──────── Records provided
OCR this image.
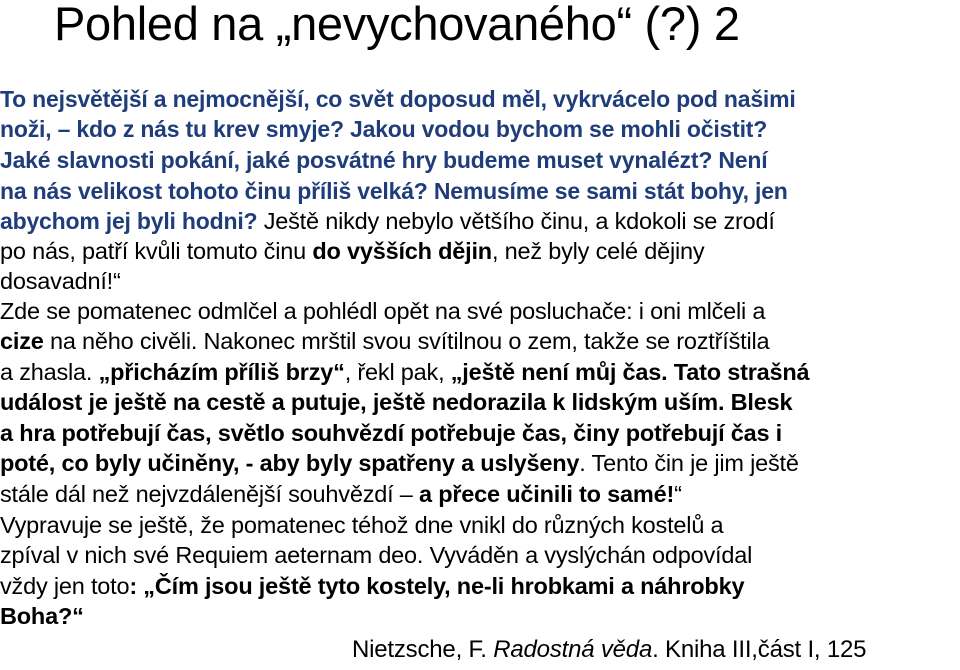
Pohled na „nevychovaného“ (?) 2
To nejsvětější a nejmocnější, co svět doposud měl, vykrvácelo pod našimi
noži, – kdo z nás tu krev smyje? Jakou vodou bychom se mohli očistit?
Jaké slavnosti pokání, jaké posvátné hry budeme muset vynalézt? Není
na nás velikost tohoto činu příliš velká? Nemusíme se sami stát bohy, jen
abychom jej byli hodni? Ještě nikdy nebylo většího činu, a kdokoli se zrodí
po nás, patří kvůli tomuto činu do vyšších dějin, než byly celé dějiny
dosavadní!“
Zde se pomatenec odmlčel a pohlédl opět na své posluchače: i oni mlčeli a
cize na něho civěli. Nakonec mrštil svou svítilnou o zem, takže se roztříštila
a zhasla. „přicházím příliš brzy“, řekl pak, „ještě není můj čas. Tato strašná
událost je ještě na cestě a putuje, ještě nedorazila k lidským uším. Blesk
a hra potřebují čas, světlo souhvězdí potřebuje čas, činy potřebují čas i
poté, co byly učiněny, - aby byly spatřeny a uslyšeny. Tento čin je jim ještě
stále dál než nejvzdálenější souhvězdí – a přece učinili to samé!“
Vypravuje se ještě, že pomatenec téhož dne vnikl do různých kostelů a
zpíval v nich své Requiem aeternam deo. Vyváděn a vyslýchán odpovídal
vždy jen toto: „Čím jsou ještě tyto kostely, ne-li hrobkami a náhrobky
Boha?“
Nietzsche, F. Radostná věda. Kniha III,část I, 125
────────────────
▶ **The request**:
All of the lines above should be printed exactly, minus the pictures.

▶ **Result of the task**:
OCR this image.
Pohled na „nevychovaného“ (?) 2
To nejsvětější a nejmocnější, co svět doposud měl, vykrvácelo pod našimi
noži, – kdo z nás tu krev smyje? Jakou vodou bychom se mohli očistit?
Jaké slavnosti pokání, jaké posvátné hry budeme muset vynalézt? Není
na nás velikost tohoto činu příliš velká? Nemusíme se sami stát bohy, jen
abychom jej byli hodni? Ještě nikdy nebylo většího činu, a kdokoli se zrodí
po nás, patří kvůli tomuto činu do vyšších dějin, než byly celé dějiny
dosavadní!“
Zde se pomatenec odmlčel a pohlédl opět na své posluchače: i oni mlčeli a
cize na něho civěli. Nakonec mrštil svou svítilnou o zem, takže se roztříštila
a zhasla. „přicházím příliš brzy“, řekl pak, „ještě není můj čas. Tato strašná
událost je ještě na cestě a putuje, ještě nedorazila k lidským uším. Blesk
a hra potřebují čas, světlo souhvězdí potřebuje čas, činy potřebují čas i
poté, co byly učiněny, - aby byly spatřeny a uslyšeny. Tento čin je jim ještě
stále dál než nejvzdálenější souhvězdí – a přece učinili to samé!“
Vypravuje se ještě, že pomatenec téhož dne vnikl do různých kostelů a
zpíval v nich své Requiem aeternam deo. Vyváděn a vyslýchán odpovídal
vždy jen toto: „Čím jsou ještě tyto kostely, ne-li hrobkami a náhrobky
Boha?“
Nietzsche, F. Radostná věda. Kniha III,část I, 125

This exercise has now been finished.